= EXERCISE DETAILS =
Each line below needs to be returned exactly. Skip any picture.

(Page text dataset records)
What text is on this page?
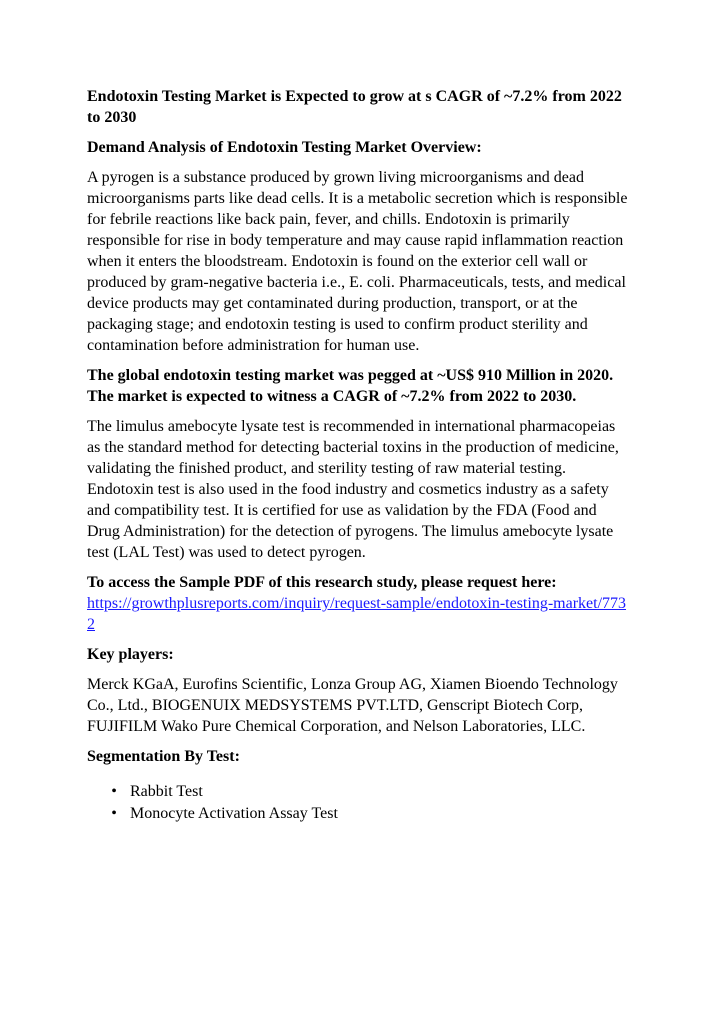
Endotoxin Testing Market is Expected to grow at s CAGR of ~7.2% from 2022 to 2030

Demand Analysis of Endotoxin Testing Market Overview:

A pyrogen is a substance produced by grown living microorganisms and dead microorganisms parts like dead cells. It is a metabolic secretion which is responsible for febrile reactions like back pain, fever, and chills. Endotoxin is primarily responsible for rise in body temperature and may cause rapid inflammation reaction when it enters the bloodstream. Endotoxin is found on the exterior cell wall or produced by gram-negative bacteria i.e., E. coli. Pharmaceuticals, tests, and medical device products may get contaminated during production, transport, or at the packaging stage; and endotoxin testing is used to confirm product sterility and contamination before administration for human use.

The global endotoxin testing market was pegged at ~US$ 910 Million in 2020. The market is expected to witness a CAGR of ~7.2% from 2022 to 2030.

The limulus amebocyte lysate test is recommended in international pharmacopeias as the standard method for detecting bacterial toxins in the production of medicine, validating the finished product, and sterility testing of raw material testing. Endotoxin test is also used in the food industry and cosmetics industry as a safety and compatibility test. It is certified for use as validation by the FDA (Food and Drug Administration) for the detection of pyrogens. The limulus amebocyte lysate test (LAL Test) was used to detect pyrogen.

To access the Sample PDF of this research study, please request here:
https://growthplusreports.com/inquiry/request-sample/endotoxin-testing-market/7732

Key players:

Merck KGaA, Eurofins Scientific, Lonza Group AG, Xiamen Bioendo Technology Co., Ltd., BIOGENUIX MEDSYSTEMS PVT.LTD, Genscript Biotech Corp, FUJIFILM Wako Pure Chemical Corporation, and Nelson Laboratories, LLC.

Segmentation By Test:

• Rabbit Test
• Monocyte Activation Assay Test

= WRITTEN RESPONSE =
What text is on this page?
Endotoxin Testing Market is Expected to grow at s CAGR of ~7.2% from 2022 to 2030

Demand Analysis of Endotoxin Testing Market Overview:

A pyrogen is a substance produced by grown living microorganisms and dead microorganisms parts like dead cells. It is a metabolic secretion which is responsible for febrile reactions like back pain, fever, and chills. Endotoxin is primarily responsible for rise in body temperature and may cause rapid inflammation reaction when it enters the bloodstream. Endotoxin is found on the exterior cell wall or produced by gram-negative bacteria i.e., E. coli. Pharmaceuticals, tests, and medical device products may get contaminated during production, transport, or at the packaging stage; and endotoxin testing is used to confirm product sterility and contamination before administration for human use.

The global endotoxin testing market was pegged at ~US$ 910 Million in 2020. The market is expected to witness a CAGR of ~7.2% from 2022 to 2030.

The limulus amebocyte lysate test is recommended in international pharmacopeias as the standard method for detecting bacterial toxins in the production of medicine, validating the finished product, and sterility testing of raw material testing. Endotoxin test is also used in the food industry and cosmetics industry as a safety and compatibility test. It is certified for use as validation by the FDA (Food and Drug Administration) for the detection of pyrogens. The limulus amebocyte lysate test (LAL Test) was used to detect pyrogen.

To access the Sample PDF of this research study, please request here:
https://growthplusreports.com/inquiry/request-sample/endotoxin-testing-market/7732

Key players:

Merck KGaA, Eurofins Scientific, Lonza Group AG, Xiamen Bioendo Technology Co., Ltd., BIOGENUIX MEDSYSTEMS PVT.LTD, Genscript Biotech Corp, FUJIFILM Wako Pure Chemical Corporation, and Nelson Laboratories, LLC.

Segmentation By Test:

• Rabbit Test
• Monocyte Activation Assay Test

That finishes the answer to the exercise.